▶ **What needs to be done**:
Go through the records below and copy out every line that contains the word "landsbygden".

▶ **Source data**:

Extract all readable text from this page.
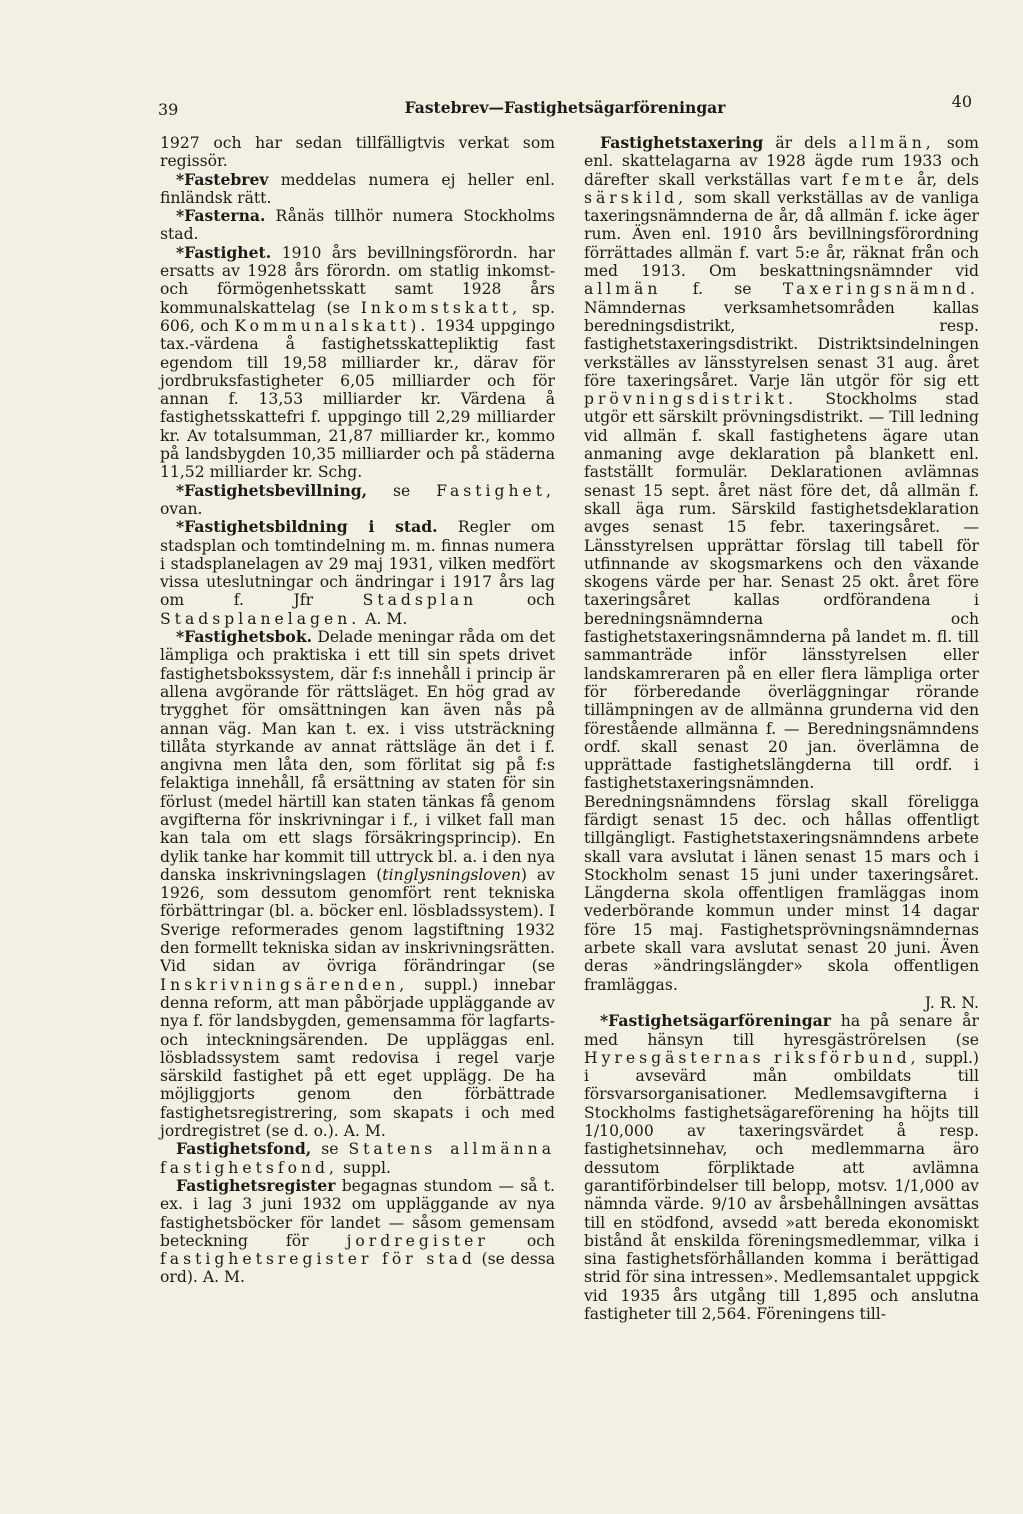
39	Fastebrev—Fastighetsägarföreningar	40

1927 och har sedan tillfälligtvis verkat som regissör.

*Fastebrev meddelas numera ej heller enl. finländsk rätt.

*Fasterna. Rånäs tillhör numera Stockholms stad.

*Fastighet. 1910 års bevillningsförordn. har ersatts av 1928 års förordn. om statlig inkomst- och förmögenhetsskatt samt 1928 års kommunalskattelag (se Inkomstskatt, sp. 606, och Kommunalskatt). 1934 uppgingo tax.-värdena å fastighetsskattepliktig fast egendom till 19,58 milliarder kr., därav för jordbruksfastigheter 6,05 milliarder och för annan f. 13,53 milliarder kr. Värdena å fastighetsskattefri f. uppgingo till 2,29 milliarder kr. Av totalsumman, 21,87 milliarder kr., kommo på landsbygden 10,35 milliarder och på städerna 11,52 milliarder kr. Schg.

*Fastighetsbevillning, se Fastighet, ovan.

*Fastighetsbildning i stad. Regler om stadsplan och tomtindelning m. m. finnas numera i stadsplanelagen av 29 maj 1931, vilken medfört vissa uteslutningar och ändringar i 1917 års lag om f. Jfr	Stadsplan	och Stadsplanelagen. A. M.

*Fastighetsbok. Delade meningar råda om det lämpliga och praktiska i ett till sin spets drivet fastighetsbokssystem, där f:s innehåll i princip är allena avgörande för rättsläget. En hög grad av trygghet för omsättningen kan även nås på annan väg. Man kan t. ex. i viss utsträckning tillåta styrkande av annat rättsläge än det i f. angivna men låta den, som förlitat sig på f:s felaktiga innehåll, få ersättning av staten för sin förlust (medel härtill kan staten tänkas få genom avgifterna för inskrivningar i f., i vilket fall man kan tala om ett slags försäkringsprincip). En dylik tanke har kommit till uttryck bl. a. i den nya danska inskrivningslagen (tinglysningsloven) av 1926, som dessutom genomfört rent tekniska förbättringar (bl. a. böcker enl. lösbladssystem). I Sverige reformerades genom lagstiftning 1932 den formellt tekniska sidan av inskrivningsrätten. Vid sidan av övriga förändringar (se Inskrivningsärenden, suppl.) innebar denna reform, att man påbörjade uppläggande av nya f. för landsbygden, gemensamma för lagfarts- och inteckningsärenden. De uppläggas enl. lösbladssystem samt redovisa i regel varje särskild fastighet på ett eget upplägg. De ha möjliggjorts genom den förbättrade fastighetsregistrering, som skapats i och med jordregistret (se d. o.). A. M.

Fastighetsfond, se Statens allmänna fastighetsfond, suppl.

Fastighetsregister begagnas stundom — så t. ex. i lag 3 juni 1932 om uppläggande av nya fastighetsböcker för landet — såsom gemensam beteckning för jordregister och fastighetsregister för stad (se dessa ord). A. M.

Fastighetstaxering är dels allmän, som enl. skattelagarna av 1928 ägde rum 1933 och därefter skall verkställas vart femte år, dels särskild, som skall verkställas av de vanliga taxeringsnämnderna de år, då allmän f. icke äger rum. Även enl. 1910 års bevillningsförordning förrättades allmän f. vart 5:e år, räknat från och med 1913. Om beskattningsnämnder vid allmän f. se Taxeringsnämnd. Nämndernas verksamhetsområden kallas beredningsdistrikt, resp. fastighetstaxeringsdistrikt. Distriktsindelningen verkställes av länsstyrelsen senast 31 aug. året före taxeringsåret. Varje län utgör för sig ett prövningsdistrikt. Stockholms stad utgör ett särskilt prövningsdistrikt. — Till ledning vid allmän f. skall fastighetens ägare utan anmaning avge deklaration på blankett enl. fastställt formulär. Deklarationen avlämnas senast 15 sept. året näst före det, då allmän f. skall äga rum. Särskild fastighetsdeklaration avges senast 15 febr. taxeringsåret. — Länsstyrelsen upprättar förslag till tabell för utfinnande av skogsmarkens och den växande skogens värde per har. Senast 25 okt. året före taxeringsåret kallas ordförandena i beredningsnämnderna och fastighetstaxeringsnämnderna på landet m. fl. till sammanträde inför länsstyrelsen eller landskamreraren på en eller flera lämpliga orter för förberedande överläggningar rörande tillämpningen av de allmänna grunderna vid den förestående allmänna f. — Beredningsnämndens ordf. skall senast 20 jan. överlämna de upprättade fastighetslängderna till ordf. i fastighetstaxeringsnämnden. Beredningsnämndens förslag skall föreligga färdigt senast 15 dec. och hållas offentligt tillgängligt. Fastighetstaxeringsnämndens arbete skall vara avslutat i länen senast 15 mars och i Stockholm senast 15 juni under taxeringsåret. Längderna skola offentligen framläggas inom vederbörande kommun under minst 14 dagar före 15 maj. Fastighetsprövningsnämndernas arbete skall vara avslutat senast 20 juni. Även deras »ändringslängder» skola offentligen framläggas.
J. R. N.

*Fastighetsägarföreningar ha på senare år med hänsyn till hyresgäströrelsen (se Hyresgästernas riksförbund, suppl.) i avsevärd mån ombildats till försvarsorganisationer. Medlemsavgifterna i Stockholms fastighetsägareförening ha höjts till 1/10,000 av taxeringsvärdet å resp. fastighetsinnehav, och medlemmarna äro dessutom förpliktade att avlämna garantiförbindelser till belopp, motsv. 1/1,000 av nämnda värde. 9/10 av årsbehållningen avsättas till en stödfond, avsedd »att bereda ekonomiskt bistånd åt enskilda föreningsmedlemmar, vilka i sina fastighetsförhållanden komma i berättigad strid för sina intressen». Medlemsantalet uppgick vid 1935 års utgång till 1,895 och anslutna fastigheter till 2,564. Föreningens till-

▶ **Your solution**:
*Fastighet. 1910 års bevillningsförordn. har ersatts av 1928 års förordn. om statlig inkomst- och förmögenhetsskatt samt 1928 års kommunalskattelag (se Inkomstskatt, sp. 606, och Kommunalskatt). 1934 uppgingo tax.-värdena å fastighetsskattepliktig fast egendom till 19,58 milliarder kr., därav för jordbruksfastigheter 6,05 milliarder och för annan f. 13,53 milliarder kr. Värdena å fastighetsskattefri f. uppgingo till 2,29 milliarder kr. Av totalsumman, 21,87 milliarder kr., kommo på landsbygden 10,35 milliarder och på städerna 11,52 milliarder kr. Schg.
*Fastighetsbok. Delade meningar råda om det lämpliga och praktiska i ett till sin spets drivet fastighetsbokssystem, där f:s innehåll i princip är allena avgörande för rättsläget. En hög grad av trygghet för omsättningen kan även nås på annan väg. Man kan t. ex. i viss utsträckning tillåta styrkande av annat rättsläge än det i f. angivna men låta den, som förlitat sig på f:s felaktiga innehåll, få ersättning av staten för sin förlust (medel härtill kan staten tänkas få genom avgifterna för inskrivningar i f., i vilket fall man kan tala om ett slags försäkringsprincip). En dylik tanke har kommit till uttryck bl. a. i den nya danska inskrivningslagen (tinglysningsloven) av 1926, som dessutom genomfört rent tekniska förbättringar (bl. a. böcker enl. lösbladssystem). I Sverige reformerades genom lagstiftning 1932 den formellt tekniska sidan av inskrivningsrätten. Vid sidan av övriga förändringar (se Inskrivningsärenden, suppl.) innebar denna reform, att man påbörjade uppläggande av nya f. för landsbygden, gemensamma för lagfarts- och inteckningsärenden. De uppläggas enl. lösbladssystem samt redovisa i regel varje särskild fastighet på ett eget upplägg. De ha möjliggjorts genom den förbättrade fastighetsregistrering, som skapats i och med jordregistret (se d. o.). A. M.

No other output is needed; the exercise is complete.